Records from a collection ::
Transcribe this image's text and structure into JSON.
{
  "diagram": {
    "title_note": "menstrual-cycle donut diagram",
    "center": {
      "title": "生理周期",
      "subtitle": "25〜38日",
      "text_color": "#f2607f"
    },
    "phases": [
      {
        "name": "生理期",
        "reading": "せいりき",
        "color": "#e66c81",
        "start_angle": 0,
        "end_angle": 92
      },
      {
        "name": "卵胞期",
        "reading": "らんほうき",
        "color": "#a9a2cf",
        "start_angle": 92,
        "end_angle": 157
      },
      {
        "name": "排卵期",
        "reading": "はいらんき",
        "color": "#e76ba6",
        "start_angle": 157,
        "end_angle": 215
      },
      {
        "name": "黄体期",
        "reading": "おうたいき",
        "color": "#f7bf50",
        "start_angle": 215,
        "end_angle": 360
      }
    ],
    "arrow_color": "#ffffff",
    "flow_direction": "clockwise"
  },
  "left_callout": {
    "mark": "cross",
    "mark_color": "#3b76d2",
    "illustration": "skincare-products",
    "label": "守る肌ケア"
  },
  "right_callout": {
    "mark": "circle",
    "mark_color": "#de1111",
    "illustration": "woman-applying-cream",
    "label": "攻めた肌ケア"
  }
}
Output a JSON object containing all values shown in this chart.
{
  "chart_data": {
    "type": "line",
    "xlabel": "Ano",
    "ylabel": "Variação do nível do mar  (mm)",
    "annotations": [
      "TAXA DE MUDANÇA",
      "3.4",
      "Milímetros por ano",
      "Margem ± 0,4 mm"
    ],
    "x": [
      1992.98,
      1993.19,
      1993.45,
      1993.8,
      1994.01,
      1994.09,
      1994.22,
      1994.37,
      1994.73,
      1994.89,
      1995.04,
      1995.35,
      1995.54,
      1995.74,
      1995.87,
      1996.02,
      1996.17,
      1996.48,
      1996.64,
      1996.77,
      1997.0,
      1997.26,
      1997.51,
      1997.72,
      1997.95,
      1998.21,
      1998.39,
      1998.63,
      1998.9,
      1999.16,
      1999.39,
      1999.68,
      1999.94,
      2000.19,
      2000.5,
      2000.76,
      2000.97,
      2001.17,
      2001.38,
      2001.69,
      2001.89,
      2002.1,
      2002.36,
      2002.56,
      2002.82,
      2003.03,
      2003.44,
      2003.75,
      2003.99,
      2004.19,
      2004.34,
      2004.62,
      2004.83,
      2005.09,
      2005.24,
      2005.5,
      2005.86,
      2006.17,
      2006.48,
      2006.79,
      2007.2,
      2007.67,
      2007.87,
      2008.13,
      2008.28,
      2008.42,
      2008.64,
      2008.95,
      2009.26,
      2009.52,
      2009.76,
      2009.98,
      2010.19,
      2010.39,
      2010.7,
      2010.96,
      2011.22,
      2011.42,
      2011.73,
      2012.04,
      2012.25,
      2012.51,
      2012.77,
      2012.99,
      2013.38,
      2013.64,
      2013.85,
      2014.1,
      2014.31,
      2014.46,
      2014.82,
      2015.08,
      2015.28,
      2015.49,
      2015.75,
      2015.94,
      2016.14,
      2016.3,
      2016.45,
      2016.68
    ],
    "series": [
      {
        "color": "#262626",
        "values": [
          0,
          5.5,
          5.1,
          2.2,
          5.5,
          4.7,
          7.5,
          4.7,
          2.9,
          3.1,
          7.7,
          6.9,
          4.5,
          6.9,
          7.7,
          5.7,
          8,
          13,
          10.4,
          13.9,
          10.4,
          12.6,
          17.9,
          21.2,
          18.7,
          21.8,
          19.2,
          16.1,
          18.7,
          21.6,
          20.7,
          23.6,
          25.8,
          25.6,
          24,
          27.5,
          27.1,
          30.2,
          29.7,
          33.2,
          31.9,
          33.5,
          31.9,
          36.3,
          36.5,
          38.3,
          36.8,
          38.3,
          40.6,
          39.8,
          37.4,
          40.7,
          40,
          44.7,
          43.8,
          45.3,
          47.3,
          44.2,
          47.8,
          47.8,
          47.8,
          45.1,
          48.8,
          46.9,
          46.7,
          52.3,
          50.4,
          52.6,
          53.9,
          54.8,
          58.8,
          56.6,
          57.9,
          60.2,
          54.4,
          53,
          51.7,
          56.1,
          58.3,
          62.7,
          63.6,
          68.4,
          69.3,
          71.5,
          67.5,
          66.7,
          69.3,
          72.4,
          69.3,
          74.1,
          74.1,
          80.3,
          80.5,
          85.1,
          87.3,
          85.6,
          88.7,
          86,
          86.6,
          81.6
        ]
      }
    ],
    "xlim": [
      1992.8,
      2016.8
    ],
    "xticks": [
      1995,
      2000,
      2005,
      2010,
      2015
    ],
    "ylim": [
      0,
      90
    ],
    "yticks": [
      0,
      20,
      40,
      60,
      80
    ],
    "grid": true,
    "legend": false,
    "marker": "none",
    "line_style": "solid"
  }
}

WRITTEN TASK :: Only lines that contain the word "reading" are wanted; copy each of them.

WRITTEN SOLUTION ::
        "reading": "せいりき",
        "reading": "らんほうき",
        "reading": "はいらんき",
        "reading": "おうたいき",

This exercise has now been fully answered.